» RECORDED INFORMATION
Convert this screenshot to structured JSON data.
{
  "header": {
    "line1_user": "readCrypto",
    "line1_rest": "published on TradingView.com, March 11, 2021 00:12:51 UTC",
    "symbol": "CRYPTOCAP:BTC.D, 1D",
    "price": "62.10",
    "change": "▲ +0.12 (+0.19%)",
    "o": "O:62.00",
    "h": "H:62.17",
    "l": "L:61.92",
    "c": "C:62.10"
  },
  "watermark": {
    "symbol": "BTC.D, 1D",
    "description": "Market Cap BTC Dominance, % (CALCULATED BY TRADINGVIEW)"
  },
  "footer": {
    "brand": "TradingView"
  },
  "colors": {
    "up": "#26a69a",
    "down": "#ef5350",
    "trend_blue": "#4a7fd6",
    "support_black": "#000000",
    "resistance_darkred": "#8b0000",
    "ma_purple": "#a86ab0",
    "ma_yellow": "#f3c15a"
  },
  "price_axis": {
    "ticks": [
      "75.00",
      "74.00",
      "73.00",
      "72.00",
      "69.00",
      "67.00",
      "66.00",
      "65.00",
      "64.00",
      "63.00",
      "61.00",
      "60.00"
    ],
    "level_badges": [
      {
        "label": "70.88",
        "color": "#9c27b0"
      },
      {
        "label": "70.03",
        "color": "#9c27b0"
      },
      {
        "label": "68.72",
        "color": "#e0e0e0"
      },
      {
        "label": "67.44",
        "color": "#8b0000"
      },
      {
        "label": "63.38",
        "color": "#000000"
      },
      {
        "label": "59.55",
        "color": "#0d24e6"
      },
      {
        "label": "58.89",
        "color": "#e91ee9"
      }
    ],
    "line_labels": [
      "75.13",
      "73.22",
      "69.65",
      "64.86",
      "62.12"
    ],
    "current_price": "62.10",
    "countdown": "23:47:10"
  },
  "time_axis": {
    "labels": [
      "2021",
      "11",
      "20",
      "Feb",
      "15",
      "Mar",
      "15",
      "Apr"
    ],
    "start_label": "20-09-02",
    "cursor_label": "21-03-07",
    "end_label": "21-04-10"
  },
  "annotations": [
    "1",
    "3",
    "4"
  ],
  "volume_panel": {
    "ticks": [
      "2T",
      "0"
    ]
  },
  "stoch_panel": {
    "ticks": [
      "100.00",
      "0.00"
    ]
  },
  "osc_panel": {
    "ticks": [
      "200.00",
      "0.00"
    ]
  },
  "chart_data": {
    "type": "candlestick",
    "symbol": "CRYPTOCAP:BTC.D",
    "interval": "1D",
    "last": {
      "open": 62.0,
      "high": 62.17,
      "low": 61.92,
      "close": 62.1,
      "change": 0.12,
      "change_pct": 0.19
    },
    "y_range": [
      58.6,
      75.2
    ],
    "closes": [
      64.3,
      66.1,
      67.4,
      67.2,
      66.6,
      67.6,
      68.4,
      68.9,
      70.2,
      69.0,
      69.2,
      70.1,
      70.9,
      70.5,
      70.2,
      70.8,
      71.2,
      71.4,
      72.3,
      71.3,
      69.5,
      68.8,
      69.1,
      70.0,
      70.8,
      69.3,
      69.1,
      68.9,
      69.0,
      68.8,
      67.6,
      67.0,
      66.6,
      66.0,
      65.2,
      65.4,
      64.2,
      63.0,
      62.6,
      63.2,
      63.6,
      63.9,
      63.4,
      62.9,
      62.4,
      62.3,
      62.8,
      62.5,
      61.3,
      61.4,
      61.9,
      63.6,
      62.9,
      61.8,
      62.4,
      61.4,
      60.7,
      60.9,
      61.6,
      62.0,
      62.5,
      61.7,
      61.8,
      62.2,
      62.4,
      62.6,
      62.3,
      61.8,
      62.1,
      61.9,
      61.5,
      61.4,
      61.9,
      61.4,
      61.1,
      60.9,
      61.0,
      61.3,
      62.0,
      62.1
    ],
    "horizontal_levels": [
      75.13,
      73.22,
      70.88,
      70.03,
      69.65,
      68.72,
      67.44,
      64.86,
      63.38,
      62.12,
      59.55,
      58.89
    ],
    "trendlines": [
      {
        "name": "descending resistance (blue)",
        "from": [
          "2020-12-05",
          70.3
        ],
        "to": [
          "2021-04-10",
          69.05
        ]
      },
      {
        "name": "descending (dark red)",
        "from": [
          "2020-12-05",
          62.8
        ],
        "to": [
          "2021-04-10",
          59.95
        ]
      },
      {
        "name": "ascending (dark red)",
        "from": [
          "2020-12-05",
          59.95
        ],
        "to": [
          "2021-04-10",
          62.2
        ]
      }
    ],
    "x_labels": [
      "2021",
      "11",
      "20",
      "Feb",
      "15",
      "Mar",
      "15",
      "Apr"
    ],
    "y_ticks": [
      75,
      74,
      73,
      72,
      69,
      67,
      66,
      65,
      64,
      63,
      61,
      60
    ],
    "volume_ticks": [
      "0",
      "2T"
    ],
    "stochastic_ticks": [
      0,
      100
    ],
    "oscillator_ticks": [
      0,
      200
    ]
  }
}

» DIRECTION
Please reproduce the entire listing, exactly as shown.

» RESULT
Convert this screenshot to structured JSON data.
{
  "header": {
    "line1_user": "readCrypto",
    "line1_rest": "published on TradingView.com, March 11, 2021 00:12:51 UTC",
    "symbol": "CRYPTOCAP:BTC.D, 1D",
    "price": "62.10",
    "change": "▲ +0.12 (+0.19%)",
    "o": "O:62.00",
    "h": "H:62.17",
    "l": "L:61.92",
    "c": "C:62.10"
  },
  "watermark": {
    "symbol": "BTC.D, 1D",
    "description": "Market Cap BTC Dominance, % (CALCULATED BY TRADINGVIEW)"
  },
  "footer": {
    "brand": "TradingView"
  },
  "colors": {
    "up": "#26a69a",
    "down": "#ef5350",
    "trend_blue": "#4a7fd6",
    "support_black": "#000000",
    "resistance_darkred": "#8b0000",
    "ma_purple": "#a86ab0",
    "ma_yellow": "#f3c15a"
  },
  "price_axis": {
    "ticks": [
      "75.00",
      "74.00",
      "73.00",
      "72.00",
      "69.00",
      "67.00",
      "66.00",
      "65.00",
      "64.00",
      "63.00",
      "61.00",
      "60.00"
    ],
    "level_badges": [
      {
        "label": "70.88",
        "color": "#9c27b0"
      },
      {
        "label": "70.03",
        "color": "#9c27b0"
      },
      {
        "label": "68.72",
        "color": "#e0e0e0"
      },
      {
        "label": "67.44",
        "color": "#8b0000"
      },
      {
        "label": "63.38",
        "color": "#000000"
      },
      {
        "label": "59.55",
        "color": "#0d24e6"
      },
      {
        "label": "58.89",
        "color": "#e91ee9"
      }
    ],
    "line_labels": [
      "75.13",
      "73.22",
      "69.65",
      "64.86",
      "62.12"
    ],
    "current_price": "62.10",
    "countdown": "23:47:10"
  },
  "time_axis": {
    "labels": [
      "2021",
      "11",
      "20",
      "Feb",
      "15",
      "Mar",
      "15",
      "Apr"
    ],
    "start_label": "20-09-02",
    "cursor_label": "21-03-07",
    "end_label": "21-04-10"
  },
  "annotations": [
    "1",
    "3",
    "4"
  ],
  "volume_panel": {
    "ticks": [
      "2T",
      "0"
    ]
  },
  "stoch_panel": {
    "ticks": [
      "100.00",
      "0.00"
    ]
  },
  "osc_panel": {
    "ticks": [
      "200.00",
      "0.00"
    ]
  },
  "chart_data": {
    "type": "candlestick",
    "symbol": "CRYPTOCAP:BTC.D",
    "interval": "1D",
    "last": {
      "open": 62.0,
      "high": 62.17,
      "low": 61.92,
      "close": 62.1,
      "change": 0.12,
      "change_pct": 0.19
    },
    "y_range": [
      58.6,
      75.2
    ],
    "closes": [
      64.3,
      66.1,
      67.4,
      67.2,
      66.6,
      67.6,
      68.4,
      68.9,
      70.2,
      69.0,
      69.2,
      70.1,
      70.9,
      70.5,
      70.2,
      70.8,
      71.2,
      71.4,
      72.3,
      71.3,
      69.5,
      68.8,
      69.1,
      70.0,
      70.8,
      69.3,
      69.1,
      68.9,
      69.0,
      68.8,
      67.6,
      67.0,
      66.6,
      66.0,
      65.2,
      65.4,
      64.2,
      63.0,
      62.6,
      63.2,
      63.6,
      63.9,
      63.4,
      62.9,
      62.4,
      62.3,
      62.8,
      62.5,
      61.3,
      61.4,
      61.9,
      63.6,
      62.9,
      61.8,
      62.4,
      61.4,
      60.7,
      60.9,
      61.6,
      62.0,
      62.5,
      61.7,
      61.8,
      62.2,
      62.4,
      62.6,
      62.3,
      61.8,
      62.1,
      61.9,
      61.5,
      61.4,
      61.9,
      61.4,
      61.1,
      60.9,
      61.0,
      61.3,
      62.0,
      62.1
    ],
    "horizontal_levels": [
      75.13,
      73.22,
      70.88,
      70.03,
      69.65,
      68.72,
      67.44,
      64.86,
      63.38,
      62.12,
      59.55,
      58.89
    ],
    "trendlines": [
      {
        "name": "descending resistance (blue)",
        "from": [
          "2020-12-05",
          70.3
        ],
        "to": [
          "2021-04-10",
          69.05
        ]
      },
      {
        "name": "descending (dark red)",
        "from": [
          "2020-12-05",
          62.8
        ],
        "to": [
          "2021-04-10",
          59.95
        ]
      },
      {
        "name": "ascending (dark red)",
        "from": [
          "2020-12-05",
          59.95
        ],
        "to": [
          "2021-04-10",
          62.2
        ]
      }
    ],
    "x_labels": [
      "2021",
      "11",
      "20",
      "Feb",
      "15",
      "Mar",
      "15",
      "Apr"
    ],
    "y_ticks": [
      75,
      74,
      73,
      72,
      69,
      67,
      66,
      65,
      64,
      63,
      61,
      60
    ],
    "volume_ticks": [
      "0",
      "2T"
    ],
    "stochastic_ticks": [
      0,
      100
    ],
    "oscillator_ticks": [
      0,
      200
    ]
  }
}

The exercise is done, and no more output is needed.